#### The request
Any pictures in the records below should be skipped; write out everything else exactly.

==== Data section ====

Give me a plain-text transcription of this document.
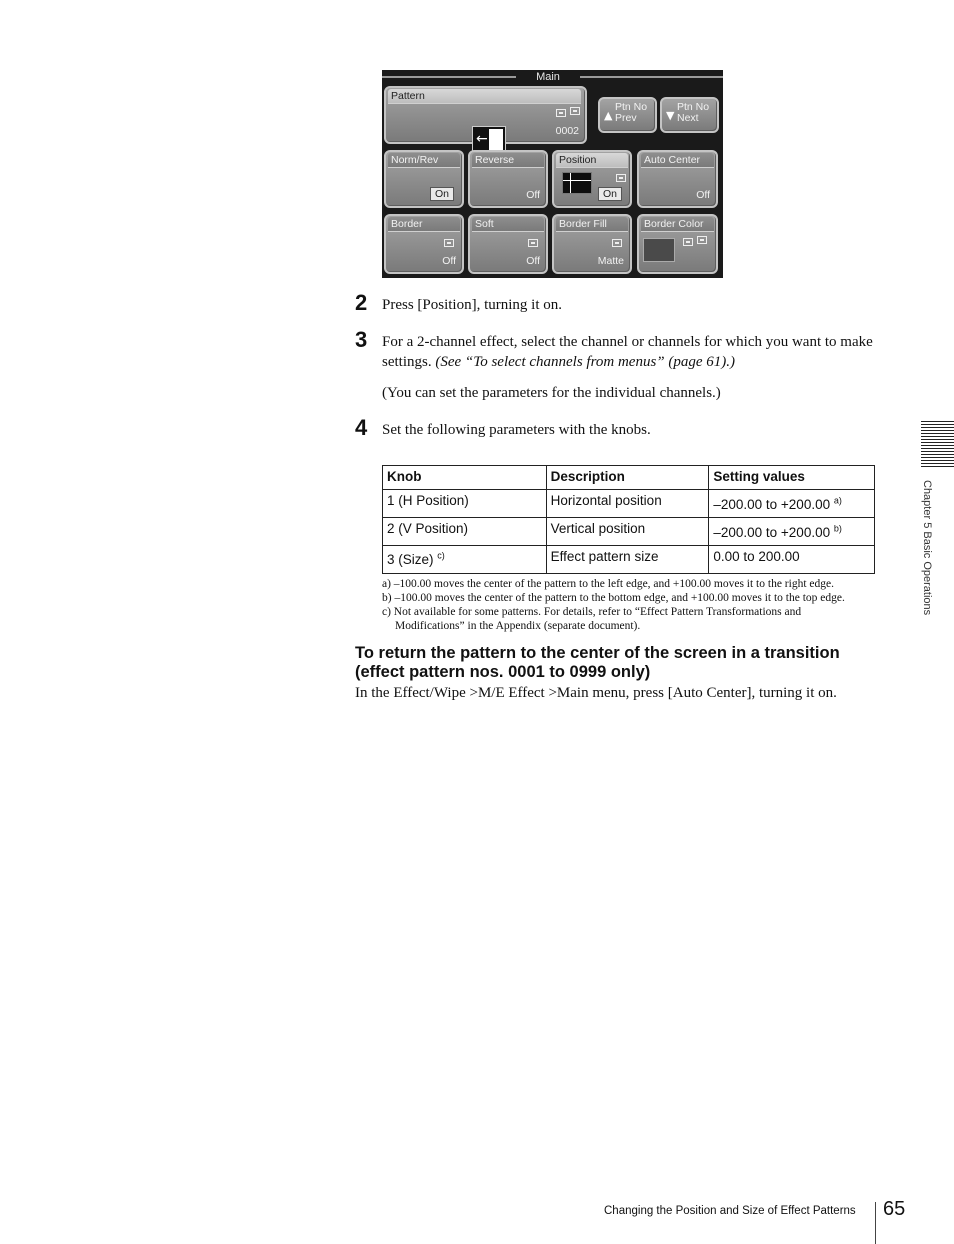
Main
Pattern
←	0002
▲
Ptn No
Prev	▼
Ptn No
Next
Norm/Rev
On
Reverse
Off
Position
On
Auto Center
Off
Border
Off
Soft
Off
Border Fill
Matte
Border Color
2 Press [Position], turning it on.
3 For a 2-channel effect, select the channel or channels for which you want to make settings. (See “To select channels from menus” (page 61).)
(You can set the parameters for the individual channels.)
4 Set the following parameters with the knobs.
Knob	Description	Setting values
1 (H Position)	Horizontal position	–200.00 to +200.00 $^{a)}$
2 (V Position)	Vertical position	–200.00 to +200.00 $^{b)}$
3 (Size) $^{c)}$	Effect pattern size	0.00 to 200.00
a) –100.00 moves the center of the pattern to the left edge, and +100.00 moves it to the right edge.
b) –100.00 moves the center of the pattern to the bottom edge, and +100.00 moves it to the top edge.
c) Not available for some patterns. For details, refer to “Effect Pattern Transformations and
Modifications” in the Appendix (separate document).
To return the pattern to the center of the screen in a transition
(effect pattern nos. 0001 to 0999 only)
In the Effect/Wipe >M/E Effect >Main menu, press [Auto Center], turning it on.
Chapter 5 Basic Operations
Changing the Position and Size of Effect Patterns 65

====

#### Solution
Give me a plain-text transcription of this document.
Main
Pattern
←	0002
▲
Ptn No
Prev	▼
Ptn No
Next
Norm/Rev
On
Reverse
Off
Position
On
Auto Center
Off
Border
Off
Soft
Off
Border Fill
Matte
Border Color
2 Press [Position], turning it on.
3 For a 2-channel effect, select the channel or channels for which you want to make settings. (See “To select channels from menus” (page 61).)
(You can set the parameters for the individual channels.)
4 Set the following parameters with the knobs.
Knob	Description	Setting values
1 (H Position)	Horizontal position	–200.00 to +200.00 $^{a)}$
2 (V Position)	Vertical position	–200.00 to +200.00 $^{b)}$
3 (Size) $^{c)}$	Effect pattern size	0.00 to 200.00
a) –100.00 moves the center of the pattern to the left edge, and +100.00 moves it to the right edge.
b) –100.00 moves the center of the pattern to the bottom edge, and +100.00 moves it to the top edge.
c) Not available for some patterns. For details, refer to “Effect Pattern Transformations and
Modifications” in the Appendix (separate document).
To return the pattern to the center of the screen in a transition
(effect pattern nos. 0001 to 0999 only)
In the Effect/Wipe >M/E Effect >Main menu, press [Auto Center], turning it on.
Chapter 5 Basic Operations
Changing the Position and Size of Effect Patterns 65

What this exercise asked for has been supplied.